> _What the exercise asks_: Lines with "chart": please show every one of them from the listing below.

__________

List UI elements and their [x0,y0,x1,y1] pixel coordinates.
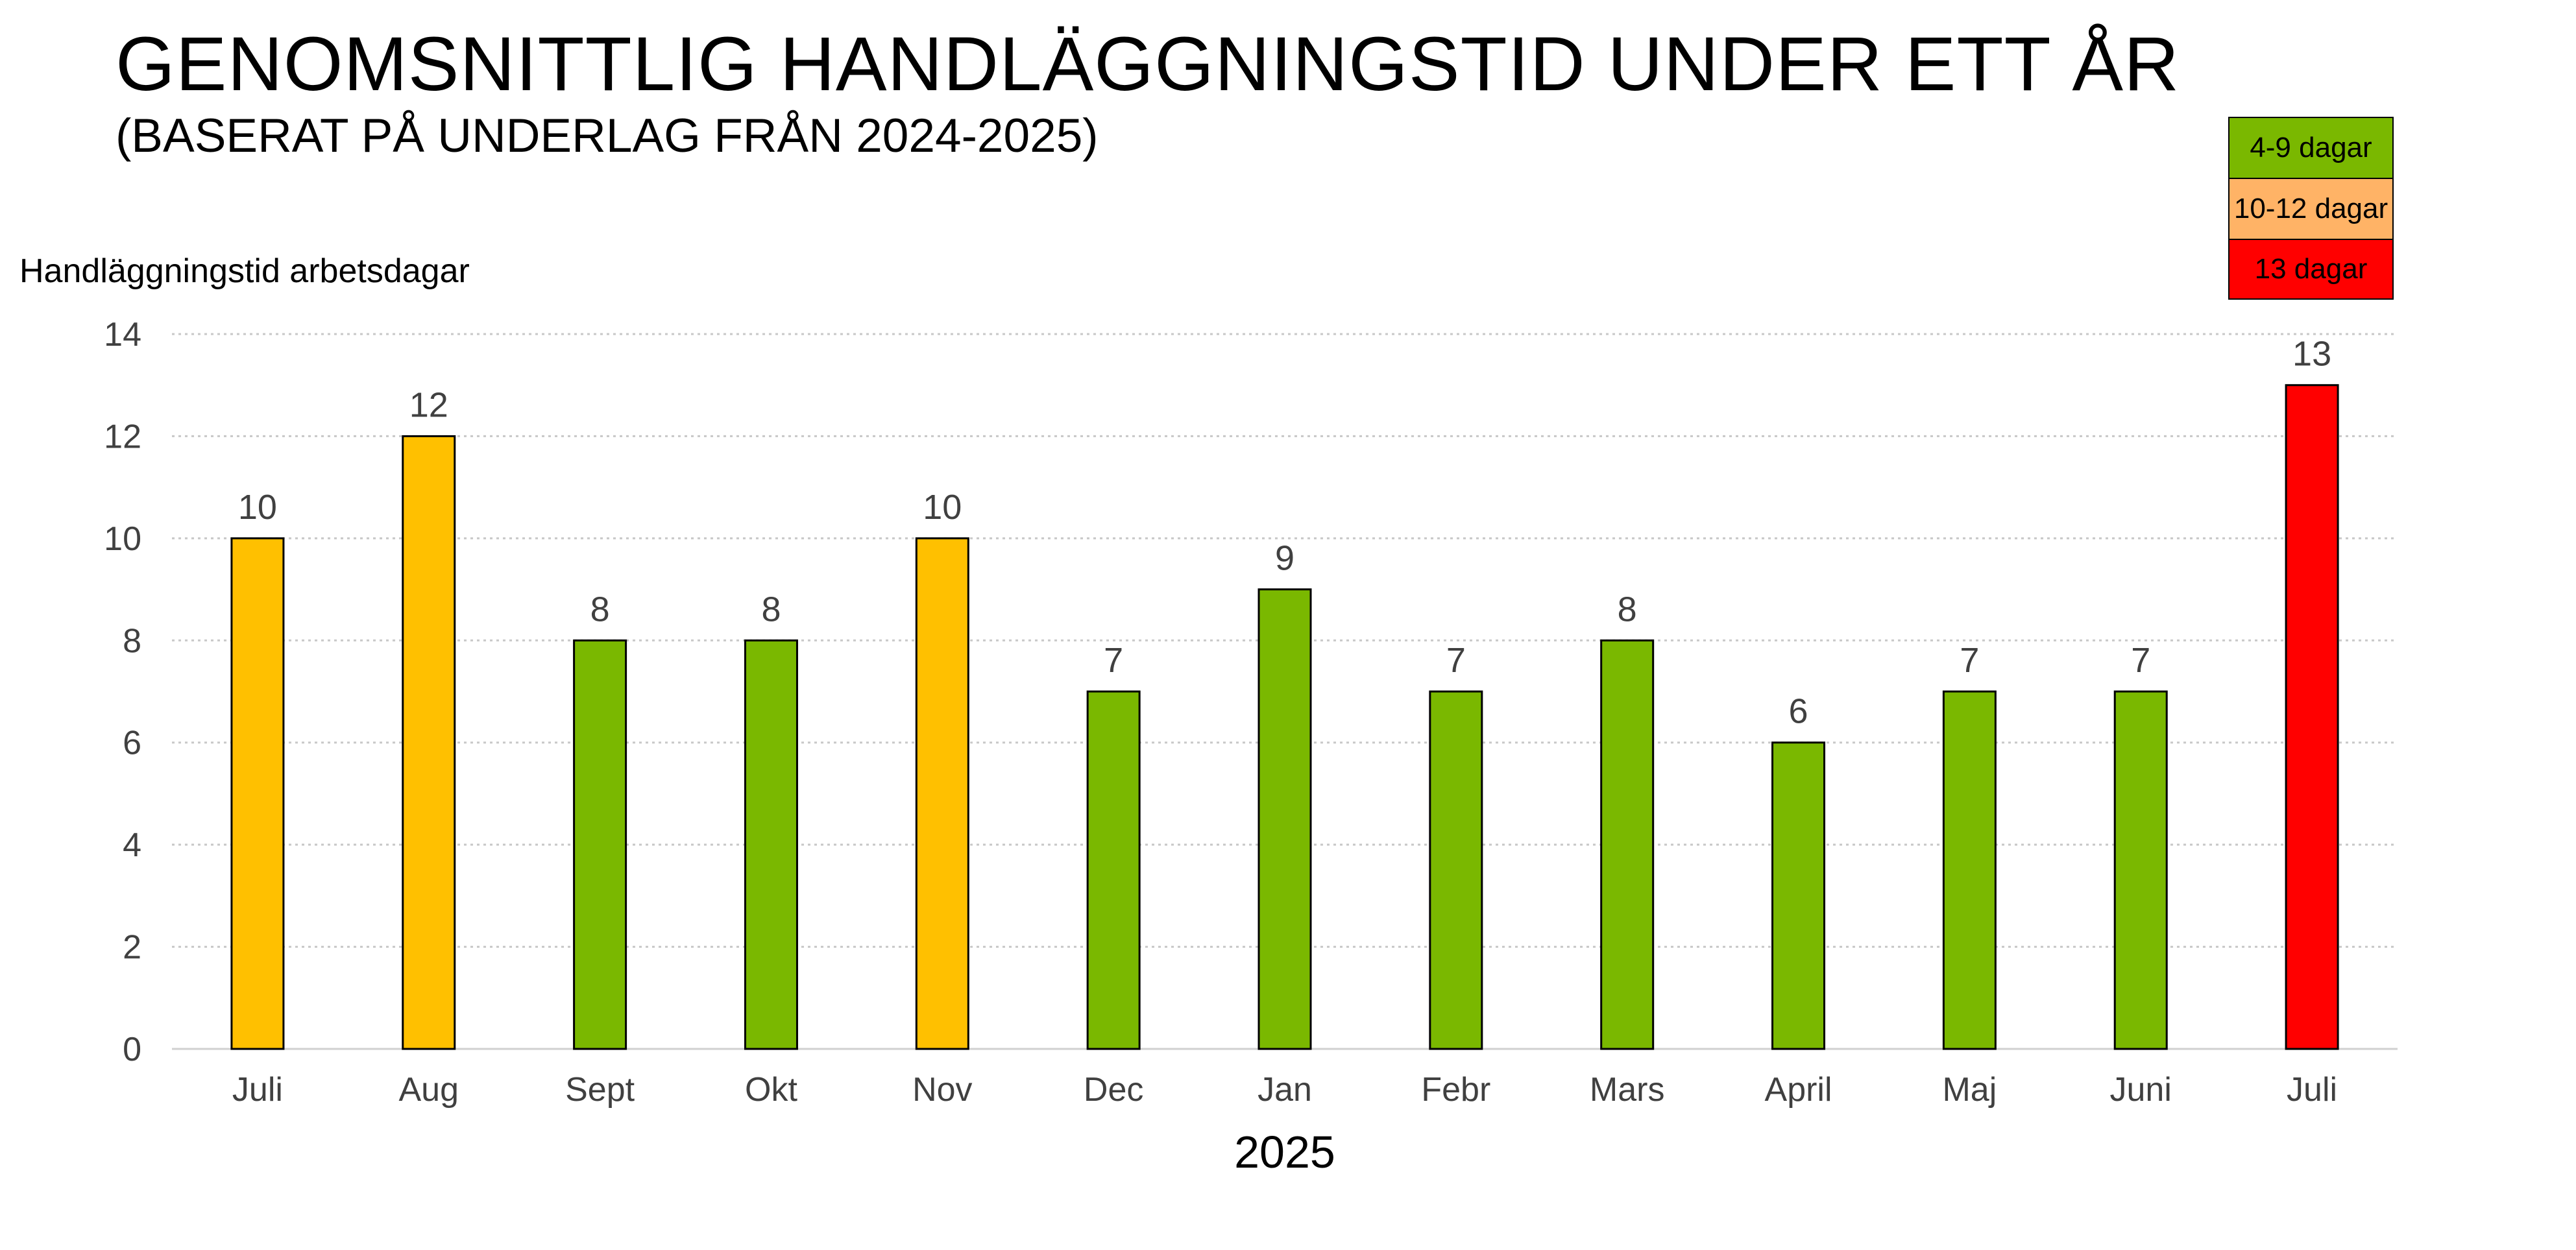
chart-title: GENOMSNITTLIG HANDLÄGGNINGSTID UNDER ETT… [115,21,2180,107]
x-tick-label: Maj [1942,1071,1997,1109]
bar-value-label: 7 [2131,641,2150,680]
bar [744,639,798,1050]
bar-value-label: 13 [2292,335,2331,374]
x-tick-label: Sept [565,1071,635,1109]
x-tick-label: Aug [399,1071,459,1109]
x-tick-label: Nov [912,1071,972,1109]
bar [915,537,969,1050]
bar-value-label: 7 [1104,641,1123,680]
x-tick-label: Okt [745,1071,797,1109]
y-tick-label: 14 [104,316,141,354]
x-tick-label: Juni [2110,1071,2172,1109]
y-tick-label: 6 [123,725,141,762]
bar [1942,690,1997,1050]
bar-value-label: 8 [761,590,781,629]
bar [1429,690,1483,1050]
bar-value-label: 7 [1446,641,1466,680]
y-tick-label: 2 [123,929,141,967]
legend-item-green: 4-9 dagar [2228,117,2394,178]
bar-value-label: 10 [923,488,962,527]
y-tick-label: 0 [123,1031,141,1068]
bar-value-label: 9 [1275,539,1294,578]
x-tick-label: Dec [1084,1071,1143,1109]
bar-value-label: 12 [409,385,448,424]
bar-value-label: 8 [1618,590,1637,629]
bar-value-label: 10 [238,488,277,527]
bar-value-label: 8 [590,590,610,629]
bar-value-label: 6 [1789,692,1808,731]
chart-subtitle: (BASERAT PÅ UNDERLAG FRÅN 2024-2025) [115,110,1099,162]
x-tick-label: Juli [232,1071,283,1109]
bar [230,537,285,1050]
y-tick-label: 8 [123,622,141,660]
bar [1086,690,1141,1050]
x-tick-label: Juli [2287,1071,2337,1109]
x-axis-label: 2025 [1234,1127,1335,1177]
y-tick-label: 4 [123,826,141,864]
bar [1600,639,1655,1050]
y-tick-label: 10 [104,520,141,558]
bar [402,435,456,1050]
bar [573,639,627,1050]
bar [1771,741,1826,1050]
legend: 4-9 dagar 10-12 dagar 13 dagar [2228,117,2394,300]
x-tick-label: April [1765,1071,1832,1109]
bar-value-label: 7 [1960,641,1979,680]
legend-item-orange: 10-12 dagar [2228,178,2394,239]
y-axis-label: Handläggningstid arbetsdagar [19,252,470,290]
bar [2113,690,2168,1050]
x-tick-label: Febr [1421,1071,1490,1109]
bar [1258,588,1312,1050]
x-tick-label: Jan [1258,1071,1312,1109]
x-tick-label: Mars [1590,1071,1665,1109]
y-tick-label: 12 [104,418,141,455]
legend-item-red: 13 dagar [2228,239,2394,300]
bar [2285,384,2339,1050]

__________

> _Your solution_:
chart-title: GENOMSNITTLIG HANDLÄGGNINGSTID UNDER ETT… [115,21,2180,107]
chart-subtitle: (BASERAT PÅ UNDERLAG FRÅN 2024-2025) [115,110,1099,162]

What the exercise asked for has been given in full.